- [Task prompt]:
Go through the listing and copy every line word for word.
-- start --
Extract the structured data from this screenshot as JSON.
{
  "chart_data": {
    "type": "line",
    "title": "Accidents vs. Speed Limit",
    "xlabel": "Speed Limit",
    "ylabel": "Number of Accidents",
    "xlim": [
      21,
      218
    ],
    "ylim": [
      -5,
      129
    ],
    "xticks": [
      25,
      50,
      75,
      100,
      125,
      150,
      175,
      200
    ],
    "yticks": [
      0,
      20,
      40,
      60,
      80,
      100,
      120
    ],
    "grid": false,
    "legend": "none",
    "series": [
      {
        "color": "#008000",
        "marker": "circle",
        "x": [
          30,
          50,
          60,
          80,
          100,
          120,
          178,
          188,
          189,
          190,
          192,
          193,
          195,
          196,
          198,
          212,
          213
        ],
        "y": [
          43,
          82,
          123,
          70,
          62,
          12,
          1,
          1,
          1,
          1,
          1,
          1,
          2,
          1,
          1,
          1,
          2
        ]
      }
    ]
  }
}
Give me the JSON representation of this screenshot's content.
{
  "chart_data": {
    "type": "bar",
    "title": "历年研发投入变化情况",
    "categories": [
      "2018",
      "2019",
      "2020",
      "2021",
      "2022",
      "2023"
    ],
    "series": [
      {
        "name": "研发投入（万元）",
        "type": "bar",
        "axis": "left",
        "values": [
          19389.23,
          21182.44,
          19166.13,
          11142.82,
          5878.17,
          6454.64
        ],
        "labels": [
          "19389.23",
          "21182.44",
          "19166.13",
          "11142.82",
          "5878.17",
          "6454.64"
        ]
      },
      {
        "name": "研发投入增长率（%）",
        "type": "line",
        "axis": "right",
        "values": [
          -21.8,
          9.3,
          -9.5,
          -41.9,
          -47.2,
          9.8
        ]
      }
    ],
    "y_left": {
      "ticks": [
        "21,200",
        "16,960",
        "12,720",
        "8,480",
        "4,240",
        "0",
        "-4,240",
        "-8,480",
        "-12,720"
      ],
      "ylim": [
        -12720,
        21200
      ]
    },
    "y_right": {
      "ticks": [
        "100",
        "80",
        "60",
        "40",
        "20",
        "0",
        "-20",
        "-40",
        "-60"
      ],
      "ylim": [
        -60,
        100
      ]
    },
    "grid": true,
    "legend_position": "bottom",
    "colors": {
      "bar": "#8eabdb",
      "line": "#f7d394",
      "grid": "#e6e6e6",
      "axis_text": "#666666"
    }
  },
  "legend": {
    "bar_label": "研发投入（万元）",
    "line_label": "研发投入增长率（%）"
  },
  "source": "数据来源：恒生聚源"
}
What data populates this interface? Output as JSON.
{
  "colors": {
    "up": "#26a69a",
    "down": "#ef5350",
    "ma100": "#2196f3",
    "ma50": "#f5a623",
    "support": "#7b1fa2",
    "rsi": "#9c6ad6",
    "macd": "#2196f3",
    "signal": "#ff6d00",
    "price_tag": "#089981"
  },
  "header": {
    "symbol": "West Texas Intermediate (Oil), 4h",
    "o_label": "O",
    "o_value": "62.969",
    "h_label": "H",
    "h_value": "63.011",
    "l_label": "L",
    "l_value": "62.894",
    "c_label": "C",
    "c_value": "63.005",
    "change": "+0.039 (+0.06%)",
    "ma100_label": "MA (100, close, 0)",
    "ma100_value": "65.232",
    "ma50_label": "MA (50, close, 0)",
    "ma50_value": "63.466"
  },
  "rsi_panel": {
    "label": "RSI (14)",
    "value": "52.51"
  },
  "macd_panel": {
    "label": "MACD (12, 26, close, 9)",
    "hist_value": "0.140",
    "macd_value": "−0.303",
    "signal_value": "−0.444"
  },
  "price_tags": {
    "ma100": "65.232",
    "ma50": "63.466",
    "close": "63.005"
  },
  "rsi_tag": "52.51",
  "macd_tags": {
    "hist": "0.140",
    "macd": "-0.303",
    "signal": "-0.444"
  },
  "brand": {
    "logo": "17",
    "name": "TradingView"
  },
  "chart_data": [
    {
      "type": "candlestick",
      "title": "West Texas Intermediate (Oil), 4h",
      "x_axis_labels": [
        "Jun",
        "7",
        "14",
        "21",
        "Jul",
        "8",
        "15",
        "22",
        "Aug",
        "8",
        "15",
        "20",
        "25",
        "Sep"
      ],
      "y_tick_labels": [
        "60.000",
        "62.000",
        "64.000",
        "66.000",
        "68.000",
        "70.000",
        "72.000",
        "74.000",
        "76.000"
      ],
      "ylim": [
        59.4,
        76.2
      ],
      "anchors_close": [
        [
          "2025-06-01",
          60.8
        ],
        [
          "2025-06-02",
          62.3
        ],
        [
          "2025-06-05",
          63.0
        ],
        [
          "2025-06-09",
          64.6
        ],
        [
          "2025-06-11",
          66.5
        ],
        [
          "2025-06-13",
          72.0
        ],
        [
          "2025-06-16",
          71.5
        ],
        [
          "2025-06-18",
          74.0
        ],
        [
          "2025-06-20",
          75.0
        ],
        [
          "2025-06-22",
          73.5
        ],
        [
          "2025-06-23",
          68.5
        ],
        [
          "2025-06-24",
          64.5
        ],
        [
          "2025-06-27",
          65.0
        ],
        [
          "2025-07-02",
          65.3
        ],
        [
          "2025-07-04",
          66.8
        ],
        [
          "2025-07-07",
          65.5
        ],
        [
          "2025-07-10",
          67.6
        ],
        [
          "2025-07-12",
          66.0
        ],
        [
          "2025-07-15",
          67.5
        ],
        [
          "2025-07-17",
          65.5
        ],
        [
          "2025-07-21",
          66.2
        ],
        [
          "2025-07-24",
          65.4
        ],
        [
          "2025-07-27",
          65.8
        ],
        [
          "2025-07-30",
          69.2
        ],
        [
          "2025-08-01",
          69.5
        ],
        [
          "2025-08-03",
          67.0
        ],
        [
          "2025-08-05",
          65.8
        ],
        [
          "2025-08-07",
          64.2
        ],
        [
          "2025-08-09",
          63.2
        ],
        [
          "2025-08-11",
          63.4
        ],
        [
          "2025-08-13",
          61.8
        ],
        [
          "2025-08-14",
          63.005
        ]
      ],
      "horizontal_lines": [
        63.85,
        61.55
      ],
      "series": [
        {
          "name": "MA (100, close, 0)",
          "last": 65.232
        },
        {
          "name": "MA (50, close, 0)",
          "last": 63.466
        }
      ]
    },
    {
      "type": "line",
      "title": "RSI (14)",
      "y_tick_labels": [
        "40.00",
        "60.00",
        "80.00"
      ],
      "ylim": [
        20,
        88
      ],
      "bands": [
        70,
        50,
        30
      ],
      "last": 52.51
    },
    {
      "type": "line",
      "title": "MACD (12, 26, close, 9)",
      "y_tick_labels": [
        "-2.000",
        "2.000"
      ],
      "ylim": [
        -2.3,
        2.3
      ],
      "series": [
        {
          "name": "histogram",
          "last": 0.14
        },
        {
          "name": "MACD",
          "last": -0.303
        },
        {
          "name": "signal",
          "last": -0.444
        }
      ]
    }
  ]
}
-- end --
- [Response below]:
Extract the structured data from this screenshot as JSON.
{
  "chart_data": {
    "type": "line",
    "title": "Accidents vs. Speed Limit",
    "xlabel": "Speed Limit",
    "ylabel": "Number of Accidents",
    "xlim": [
      21,
      218
    ],
    "ylim": [
      -5,
      129
    ],
    "xticks": [
      25,
      50,
      75,
      100,
      125,
      150,
      175,
      200
    ],
    "yticks": [
      0,
      20,
      40,
      60,
      80,
      100,
      120
    ],
    "grid": false,
    "legend": "none",
    "series": [
      {
        "color": "#008000",
        "marker": "circle",
        "x": [
          30,
          50,
          60,
          80,
          100,
          120,
          178,
          188,
          189,
          190,
          192,
          193,
          195,
          196,
          198,
          212,
          213
        ],
        "y": [
          43,
          82,
          123,
          70,
          62,
          12,
          1,
          1,
          1,
          1,
          1,
          1,
          2,
          1,
          1,
          1,
          2
        ]
      }
    ]
  }
}
Give me the JSON representation of this screenshot's content.
{
  "chart_data": {
    "type": "bar",
    "title": "历年研发投入变化情况",
    "categories": [
      "2018",
      "2019",
      "2020",
      "2021",
      "2022",
      "2023"
    ],
    "series": [
      {
        "name": "研发投入（万元）",
        "type": "bar",
        "axis": "left",
        "values": [
          19389.23,
          21182.44,
          19166.13,
          11142.82,
          5878.17,
          6454.64
        ],
        "labels": [
          "19389.23",
          "21182.44",
          "19166.13",
          "11142.82",
          "5878.17",
          "6454.64"
        ]
      },
      {
        "name": "研发投入增长率（%）",
        "type": "line",
        "axis": "right",
        "values": [
          -21.8,
          9.3,
          -9.5,
          -41.9,
          -47.2,
          9.8
        ]
      }
    ],
    "y_left": {
      "ticks": [
        "21,200",
        "16,960",
        "12,720",
        "8,480",
        "4,240",
        "0",
        "-4,240",
        "-8,480",
        "-12,720"
      ],
      "ylim": [
        -12720,
        21200
      ]
    },
    "y_right": {
      "ticks": [
        "100",
        "80",
        "60",
        "40",
        "20",
        "0",
        "-20",
        "-40",
        "-60"
      ],
      "ylim": [
        -60,
        100
      ]
    },
    "grid": true,
    "legend_position": "bottom",
    "colors": {
      "bar": "#8eabdb",
      "line": "#f7d394",
      "grid": "#e6e6e6",
      "axis_text": "#666666"
    }
  },
  "legend": {
    "bar_label": "研发投入（万元）",
    "line_label": "研发投入增长率（%）"
  },
  "source": "数据来源：恒生聚源"
}
What data populates this interface? Output as JSON.
{
  "colors": {
    "up": "#26a69a",
    "down": "#ef5350",
    "ma100": "#2196f3",
    "ma50": "#f5a623",
    "support": "#7b1fa2",
    "rsi": "#9c6ad6",
    "macd": "#2196f3",
    "signal": "#ff6d00",
    "price_tag": "#089981"
  },
  "header": {
    "symbol": "West Texas Intermediate (Oil), 4h",
    "o_label": "O",
    "o_value": "62.969",
    "h_label": "H",
    "h_value": "63.011",
    "l_label": "L",
    "l_value": "62.894",
    "c_label": "C",
    "c_value": "63.005",
    "change": "+0.039 (+0.06%)",
    "ma100_label": "MA (100, close, 0)",
    "ma100_value": "65.232",
    "ma50_label": "MA (50, close, 0)",
    "ma50_value": "63.466"
  },
  "rsi_panel": {
    "label": "RSI (14)",
    "value": "52.51"
  },
  "macd_panel": {
    "label": "MACD (12, 26, close, 9)",
    "hist_value": "0.140",
    "macd_value": "−0.303",
    "signal_value": "−0.444"
  },
  "price_tags": {
    "ma100": "65.232",
    "ma50": "63.466",
    "close": "63.005"
  },
  "rsi_tag": "52.51",
  "macd_tags": {
    "hist": "0.140",
    "macd": "-0.303",
    "signal": "-0.444"
  },
  "brand": {
    "logo": "17",
    "name": "TradingView"
  },
  "chart_data": [
    {
      "type": "candlestick",
      "title": "West Texas Intermediate (Oil), 4h",
      "x_axis_labels": [
        "Jun",
        "7",
        "14",
        "21",
        "Jul",
        "8",
        "15",
        "22",
        "Aug",
        "8",
        "15",
        "20",
        "25",
        "Sep"
      ],
      "y_tick_labels": [
        "60.000",
        "62.000",
        "64.000",
        "66.000",
        "68.000",
        "70.000",
        "72.000",
        "74.000",
        "76.000"
      ],
      "ylim": [
        59.4,
        76.2
      ],
      "anchors_close": [
        [
          "2025-06-01",
          60.8
        ],
        [
          "2025-06-02",
          62.3
        ],
        [
          "2025-06-05",
          63.0
        ],
        [
          "2025-06-09",
          64.6
        ],
        [
          "2025-06-11",
          66.5
        ],
        [
          "2025-06-13",
          72.0
        ],
        [
          "2025-06-16",
          71.5
        ],
        [
          "2025-06-18",
          74.0
        ],
        [
          "2025-06-20",
          75.0
        ],
        [
          "2025-06-22",
          73.5
        ],
        [
          "2025-06-23",
          68.5
        ],
        [
          "2025-06-24",
          64.5
        ],
        [
          "2025-06-27",
          65.0
        ],
        [
          "2025-07-02",
          65.3
        ],
        [
          "2025-07-04",
          66.8
        ],
        [
          "2025-07-07",
          65.5
        ],
        [
          "2025-07-10",
          67.6
        ],
        [
          "2025-07-12",
          66.0
        ],
        [
          "2025-07-15",
          67.5
        ],
        [
          "2025-07-17",
          65.5
        ],
        [
          "2025-07-21",
          66.2
        ],
        [
          "2025-07-24",
          65.4
        ],
        [
          "2025-07-27",
          65.8
        ],
        [
          "2025-07-30",
          69.2
        ],
        [
          "2025-08-01",
          69.5
        ],
        [
          "2025-08-03",
          67.0
        ],
        [
          "2025-08-05",
          65.8
        ],
        [
          "2025-08-07",
          64.2
        ],
        [
          "2025-08-09",
          63.2
        ],
        [
          "2025-08-11",
          63.4
        ],
        [
          "2025-08-13",
          61.8
        ],
        [
          "2025-08-14",
          63.005
        ]
      ],
      "horizontal_lines": [
        63.85,
        61.55
      ],
      "series": [
        {
          "name": "MA (100, close, 0)",
          "last": 65.232
        },
        {
          "name": "MA (50, close, 0)",
          "last": 63.466
        }
      ]
    },
    {
      "type": "line",
      "title": "RSI (14)",
      "y_tick_labels": [
        "40.00",
        "60.00",
        "80.00"
      ],
      "ylim": [
        20,
        88
      ],
      "bands": [
        70,
        50,
        30
      ],
      "last": 52.51
    },
    {
      "type": "line",
      "title": "MACD (12, 26, close, 9)",
      "y_tick_labels": [
        "-2.000",
        "2.000"
      ],
      "ylim": [
        -2.3,
        2.3
      ],
      "series": [
        {
          "name": "histogram",
          "last": 0.14
        },
        {
          "name": "MACD",
          "last": -0.303
        },
        {
          "name": "signal",
          "last": -0.444
        }
      ]
    }
  ]
}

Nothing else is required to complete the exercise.